Your task is to retype each line of the data below exactly.

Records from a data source
BEGIN
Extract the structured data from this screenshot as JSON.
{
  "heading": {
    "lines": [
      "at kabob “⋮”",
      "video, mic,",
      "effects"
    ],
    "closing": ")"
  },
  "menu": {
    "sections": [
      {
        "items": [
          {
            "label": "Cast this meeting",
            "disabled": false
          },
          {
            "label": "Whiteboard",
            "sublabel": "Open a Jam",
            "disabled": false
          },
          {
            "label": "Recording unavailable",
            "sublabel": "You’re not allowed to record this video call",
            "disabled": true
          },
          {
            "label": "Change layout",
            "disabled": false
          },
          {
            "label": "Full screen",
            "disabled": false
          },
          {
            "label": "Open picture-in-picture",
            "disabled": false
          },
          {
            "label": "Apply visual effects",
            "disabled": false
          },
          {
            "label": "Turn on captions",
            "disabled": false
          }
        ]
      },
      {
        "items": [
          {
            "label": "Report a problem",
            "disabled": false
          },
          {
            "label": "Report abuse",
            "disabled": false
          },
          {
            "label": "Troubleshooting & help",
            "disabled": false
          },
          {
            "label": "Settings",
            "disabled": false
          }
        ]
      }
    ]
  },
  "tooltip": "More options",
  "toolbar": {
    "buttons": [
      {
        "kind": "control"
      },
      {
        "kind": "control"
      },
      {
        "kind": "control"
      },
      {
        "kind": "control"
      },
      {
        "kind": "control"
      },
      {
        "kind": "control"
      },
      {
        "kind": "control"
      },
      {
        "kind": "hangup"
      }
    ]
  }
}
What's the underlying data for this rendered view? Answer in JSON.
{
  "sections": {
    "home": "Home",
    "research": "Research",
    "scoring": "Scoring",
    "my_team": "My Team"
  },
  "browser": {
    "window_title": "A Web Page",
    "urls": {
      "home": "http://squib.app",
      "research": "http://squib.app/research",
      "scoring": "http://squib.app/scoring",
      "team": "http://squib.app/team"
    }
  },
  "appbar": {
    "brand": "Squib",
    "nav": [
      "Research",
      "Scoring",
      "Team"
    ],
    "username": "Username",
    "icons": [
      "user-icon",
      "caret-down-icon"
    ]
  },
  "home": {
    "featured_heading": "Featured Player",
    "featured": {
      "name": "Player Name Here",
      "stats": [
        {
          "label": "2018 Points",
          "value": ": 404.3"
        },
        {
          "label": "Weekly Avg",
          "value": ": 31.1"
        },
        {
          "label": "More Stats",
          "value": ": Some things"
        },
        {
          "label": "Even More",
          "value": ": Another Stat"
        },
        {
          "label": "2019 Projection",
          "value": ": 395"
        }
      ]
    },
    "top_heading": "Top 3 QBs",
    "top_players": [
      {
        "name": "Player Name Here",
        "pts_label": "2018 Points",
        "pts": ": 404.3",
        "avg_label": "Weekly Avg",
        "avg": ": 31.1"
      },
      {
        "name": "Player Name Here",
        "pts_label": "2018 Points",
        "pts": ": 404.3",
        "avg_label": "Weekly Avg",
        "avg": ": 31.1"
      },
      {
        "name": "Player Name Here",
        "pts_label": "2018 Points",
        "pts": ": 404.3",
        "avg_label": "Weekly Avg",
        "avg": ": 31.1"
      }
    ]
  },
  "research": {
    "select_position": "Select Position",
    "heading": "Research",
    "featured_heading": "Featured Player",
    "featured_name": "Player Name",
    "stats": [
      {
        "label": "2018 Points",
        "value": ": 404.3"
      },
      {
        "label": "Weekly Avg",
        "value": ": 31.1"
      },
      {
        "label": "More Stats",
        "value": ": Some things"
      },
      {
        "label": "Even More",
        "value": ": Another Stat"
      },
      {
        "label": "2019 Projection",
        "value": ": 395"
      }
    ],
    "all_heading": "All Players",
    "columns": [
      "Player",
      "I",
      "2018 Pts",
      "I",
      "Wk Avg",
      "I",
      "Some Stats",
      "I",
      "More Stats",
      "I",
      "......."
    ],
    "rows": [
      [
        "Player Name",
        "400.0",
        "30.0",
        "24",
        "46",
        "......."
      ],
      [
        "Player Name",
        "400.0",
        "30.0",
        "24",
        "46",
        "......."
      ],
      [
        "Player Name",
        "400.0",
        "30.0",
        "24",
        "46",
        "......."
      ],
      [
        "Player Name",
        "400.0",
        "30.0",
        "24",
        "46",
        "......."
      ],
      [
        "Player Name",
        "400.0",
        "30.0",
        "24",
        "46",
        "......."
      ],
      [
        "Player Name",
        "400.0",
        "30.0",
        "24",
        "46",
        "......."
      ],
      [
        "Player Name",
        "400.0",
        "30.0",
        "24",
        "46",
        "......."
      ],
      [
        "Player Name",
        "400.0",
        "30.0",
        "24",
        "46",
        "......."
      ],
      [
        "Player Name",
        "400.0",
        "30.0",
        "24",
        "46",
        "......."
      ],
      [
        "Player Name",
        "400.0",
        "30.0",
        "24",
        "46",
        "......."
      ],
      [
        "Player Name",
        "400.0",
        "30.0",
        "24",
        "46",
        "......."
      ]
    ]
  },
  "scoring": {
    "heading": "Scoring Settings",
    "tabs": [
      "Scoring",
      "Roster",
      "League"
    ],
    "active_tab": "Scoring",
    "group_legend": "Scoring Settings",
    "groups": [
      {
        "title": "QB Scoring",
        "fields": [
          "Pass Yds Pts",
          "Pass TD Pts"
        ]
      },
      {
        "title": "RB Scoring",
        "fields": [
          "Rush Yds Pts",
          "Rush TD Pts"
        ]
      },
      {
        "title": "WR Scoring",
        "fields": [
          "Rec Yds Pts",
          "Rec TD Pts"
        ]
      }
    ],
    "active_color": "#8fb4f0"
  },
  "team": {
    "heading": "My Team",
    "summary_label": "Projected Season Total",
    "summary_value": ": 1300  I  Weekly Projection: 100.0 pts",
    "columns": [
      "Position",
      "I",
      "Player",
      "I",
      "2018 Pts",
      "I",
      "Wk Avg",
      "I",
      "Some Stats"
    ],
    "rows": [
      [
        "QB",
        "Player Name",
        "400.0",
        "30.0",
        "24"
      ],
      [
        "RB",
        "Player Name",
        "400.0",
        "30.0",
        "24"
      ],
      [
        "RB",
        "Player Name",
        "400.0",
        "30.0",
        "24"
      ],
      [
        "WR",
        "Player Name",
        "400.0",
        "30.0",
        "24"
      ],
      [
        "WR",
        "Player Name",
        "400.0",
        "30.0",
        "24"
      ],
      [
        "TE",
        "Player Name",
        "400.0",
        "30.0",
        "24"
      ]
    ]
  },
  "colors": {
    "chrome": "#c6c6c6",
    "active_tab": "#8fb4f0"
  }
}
END
◆ Output below ◆
Extract the structured data from this screenshot as JSON.
{
  "heading": {
    "lines": [
      "at kabob “⋮”",
      "video, mic,",
      "effects"
    ],
    "closing": ")"
  },
  "menu": {
    "sections": [
      {
        "items": [
          {
            "label": "Cast this meeting",
            "disabled": false
          },
          {
            "label": "Whiteboard",
            "sublabel": "Open a Jam",
            "disabled": false
          },
          {
            "label": "Recording unavailable",
            "sublabel": "You’re not allowed to record this video call",
            "disabled": true
          },
          {
            "label": "Change layout",
            "disabled": false
          },
          {
            "label": "Full screen",
            "disabled": false
          },
          {
            "label": "Open picture-in-picture",
            "disabled": false
          },
          {
            "label": "Apply visual effects",
            "disabled": false
          },
          {
            "label": "Turn on captions",
            "disabled": false
          }
        ]
      },
      {
        "items": [
          {
            "label": "Report a problem",
            "disabled": false
          },
          {
            "label": "Report abuse",
            "disabled": false
          },
          {
            "label": "Troubleshooting & help",
            "disabled": false
          },
          {
            "label": "Settings",
            "disabled": false
          }
        ]
      }
    ]
  },
  "tooltip": "More options",
  "toolbar": {
    "buttons": [
      {
        "kind": "control"
      },
      {
        "kind": "control"
      },
      {
        "kind": "control"
      },
      {
        "kind": "control"
      },
      {
        "kind": "control"
      },
      {
        "kind": "control"
      },
      {
        "kind": "control"
      },
      {
        "kind": "hangup"
      }
    ]
  }
}
What's the underlying data for this rendered view? Answer in JSON.
{
  "sections": {
    "home": "Home",
    "research": "Research",
    "scoring": "Scoring",
    "my_team": "My Team"
  },
  "browser": {
    "window_title": "A Web Page",
    "urls": {
      "home": "http://squib.app",
      "research": "http://squib.app/research",
      "scoring": "http://squib.app/scoring",
      "team": "http://squib.app/team"
    }
  },
  "appbar": {
    "brand": "Squib",
    "nav": [
      "Research",
      "Scoring",
      "Team"
    ],
    "username": "Username",
    "icons": [
      "user-icon",
      "caret-down-icon"
    ]
  },
  "home": {
    "featured_heading": "Featured Player",
    "featured": {
      "name": "Player Name Here",
      "stats": [
        {
          "label": "2018 Points",
          "value": ": 404.3"
        },
        {
          "label": "Weekly Avg",
          "value": ": 31.1"
        },
        {
          "label": "More Stats",
          "value": ": Some things"
        },
        {
          "label": "Even More",
          "value": ": Another Stat"
        },
        {
          "label": "2019 Projection",
          "value": ": 395"
        }
      ]
    },
    "top_heading": "Top 3 QBs",
    "top_players": [
      {
        "name": "Player Name Here",
        "pts_label": "2018 Points",
        "pts": ": 404.3",
        "avg_label": "Weekly Avg",
        "avg": ": 31.1"
      },
      {
        "name": "Player Name Here",
        "pts_label": "2018 Points",
        "pts": ": 404.3",
        "avg_label": "Weekly Avg",
        "avg": ": 31.1"
      },
      {
        "name": "Player Name Here",
        "pts_label": "2018 Points",
        "pts": ": 404.3",
        "avg_label": "Weekly Avg",
        "avg": ": 31.1"
      }
    ]
  },
  "research": {
    "select_position": "Select Position",
    "heading": "Research",
    "featured_heading": "Featured Player",
    "featured_name": "Player Name",
    "stats": [
      {
        "label": "2018 Points",
        "value": ": 404.3"
      },
      {
        "label": "Weekly Avg",
        "value": ": 31.1"
      },
      {
        "label": "More Stats",
        "value": ": Some things"
      },
      {
        "label": "Even More",
        "value": ": Another Stat"
      },
      {
        "label": "2019 Projection",
        "value": ": 395"
      }
    ],
    "all_heading": "All Players",
    "columns": [
      "Player",
      "I",
      "2018 Pts",
      "I",
      "Wk Avg",
      "I",
      "Some Stats",
      "I",
      "More Stats",
      "I",
      "......."
    ],
    "rows": [
      [
        "Player Name",
        "400.0",
        "30.0",
        "24",
        "46",
        "......."
      ],
      [
        "Player Name",
        "400.0",
        "30.0",
        "24",
        "46",
        "......."
      ],
      [
        "Player Name",
        "400.0",
        "30.0",
        "24",
        "46",
        "......."
      ],
      [
        "Player Name",
        "400.0",
        "30.0",
        "24",
        "46",
        "......."
      ],
      [
        "Player Name",
        "400.0",
        "30.0",
        "24",
        "46",
        "......."
      ],
      [
        "Player Name",
        "400.0",
        "30.0",
        "24",
        "46",
        "......."
      ],
      [
        "Player Name",
        "400.0",
        "30.0",
        "24",
        "46",
        "......."
      ],
      [
        "Player Name",
        "400.0",
        "30.0",
        "24",
        "46",
        "......."
      ],
      [
        "Player Name",
        "400.0",
        "30.0",
        "24",
        "46",
        "......."
      ],
      [
        "Player Name",
        "400.0",
        "30.0",
        "24",
        "46",
        "......."
      ],
      [
        "Player Name",
        "400.0",
        "30.0",
        "24",
        "46",
        "......."
      ]
    ]
  },
  "scoring": {
    "heading": "Scoring Settings",
    "tabs": [
      "Scoring",
      "Roster",
      "League"
    ],
    "active_tab": "Scoring",
    "group_legend": "Scoring Settings",
    "groups": [
      {
        "title": "QB Scoring",
        "fields": [
          "Pass Yds Pts",
          "Pass TD Pts"
        ]
      },
      {
        "title": "RB Scoring",
        "fields": [
          "Rush Yds Pts",
          "Rush TD Pts"
        ]
      },
      {
        "title": "WR Scoring",
        "fields": [
          "Rec Yds Pts",
          "Rec TD Pts"
        ]
      }
    ],
    "active_color": "#8fb4f0"
  },
  "team": {
    "heading": "My Team",
    "summary_label": "Projected Season Total",
    "summary_value": ": 1300  I  Weekly Projection: 100.0 pts",
    "columns": [
      "Position",
      "I",
      "Player",
      "I",
      "2018 Pts",
      "I",
      "Wk Avg",
      "I",
      "Some Stats"
    ],
    "rows": [
      [
        "QB",
        "Player Name",
        "400.0",
        "30.0",
        "24"
      ],
      [
        "RB",
        "Player Name",
        "400.0",
        "30.0",
        "24"
      ],
      [
        "RB",
        "Player Name",
        "400.0",
        "30.0",
        "24"
      ],
      [
        "WR",
        "Player Name",
        "400.0",
        "30.0",
        "24"
      ],
      [
        "WR",
        "Player Name",
        "400.0",
        "30.0",
        "24"
      ],
      [
        "TE",
        "Player Name",
        "400.0",
        "30.0",
        "24"
      ]
    ]
  },
  "colors": {
    "chrome": "#c6c6c6",
    "active_tab": "#8fb4f0"
  }
}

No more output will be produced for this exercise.